TASK TO CARRY OUT — Please rewrite the records starting at the line that contains "446, 299, 456]" and ending at the end of the records, replacing "CROSBY ROAD" with "CROSBY AVENUE" and leaving everything else unchanged.

::::

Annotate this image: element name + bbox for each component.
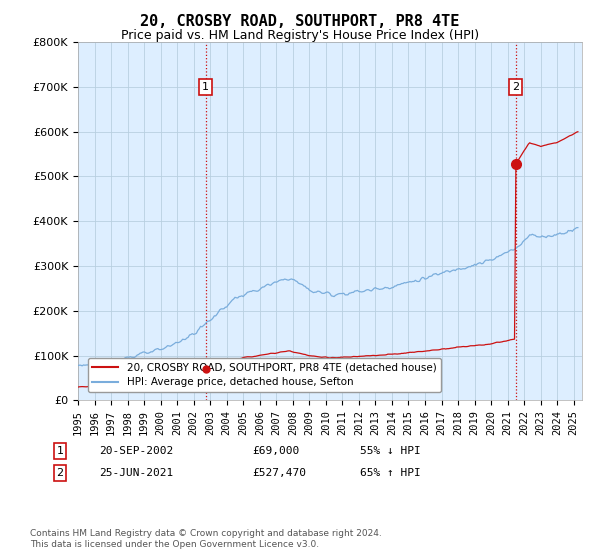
Text: £69,000: £69,000	[252, 446, 299, 456]
Text: 2: 2	[56, 468, 64, 478]
Text: 25-JUN-2021: 25-JUN-2021	[99, 468, 173, 478]
Text: £527,470: £527,470	[252, 468, 306, 478]
Text: Contains HM Land Registry data © Crown copyright and database right 2024.
This d: Contains HM Land Registry data © Crown c…	[30, 529, 382, 549]
Text: 55% ↓ HPI: 55% ↓ HPI	[360, 446, 421, 456]
Text: 1: 1	[202, 82, 209, 92]
Legend: 20, CROSBY ROAD, SOUTHPORT, PR8 4TE (detached house), HPI: Average price, detach: 20, CROSBY ROAD, SOUTHPORT, PR8 4TE (det…	[88, 358, 441, 391]
Text: 1: 1	[56, 446, 64, 456]
Text: Price paid vs. HM Land Registry's House Price Index (HPI): Price paid vs. HM Land Registry's House …	[121, 29, 479, 42]
Text: 20, CROSBY ROAD, SOUTHPORT, PR8 4TE: 20, CROSBY ROAD, SOUTHPORT, PR8 4TE	[140, 14, 460, 29]
Text: 2: 2	[512, 82, 519, 92]
Text: 65% ↑ HPI: 65% ↑ HPI	[360, 468, 421, 478]
Text: 20-SEP-2002: 20-SEP-2002	[99, 446, 173, 456]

::::

OUTPUT OF THE EXERCISE —
Text: £69,000: £69,000	[252, 446, 299, 456]
Text: 2: 2	[56, 468, 64, 478]
Text: 25-JUN-2021: 25-JUN-2021	[99, 468, 173, 478]
Text: £527,470: £527,470	[252, 468, 306, 478]
Text: Contains HM Land Registry data © Crown copyright and database right 2024.
This d: Contains HM Land Registry data © Crown c…	[30, 529, 382, 549]
Text: 55% ↓ HPI: 55% ↓ HPI	[360, 446, 421, 456]
Text: 1: 1	[202, 82, 209, 92]
Legend: 20, CROSBY AVENUE, SOUTHPORT, PR8 4TE (detached house), HPI: Average price, detach: 20, CROSBY AVENUE, SOUTHPORT, PR8 4TE (det…	[88, 358, 441, 391]
Text: 1: 1	[56, 446, 64, 456]
Text: Price paid vs. HM Land Registry's House Price Index (HPI): Price paid vs. HM Land Registry's House …	[121, 29, 479, 42]
Text: 20, CROSBY AVENUE, SOUTHPORT, PR8 4TE: 20, CROSBY AVENUE, SOUTHPORT, PR8 4TE	[140, 14, 460, 29]
Text: 2: 2	[512, 82, 519, 92]
Text: 65% ↑ HPI: 65% ↑ HPI	[360, 468, 421, 478]
Text: 20-SEP-2002: 20-SEP-2002	[99, 446, 173, 456]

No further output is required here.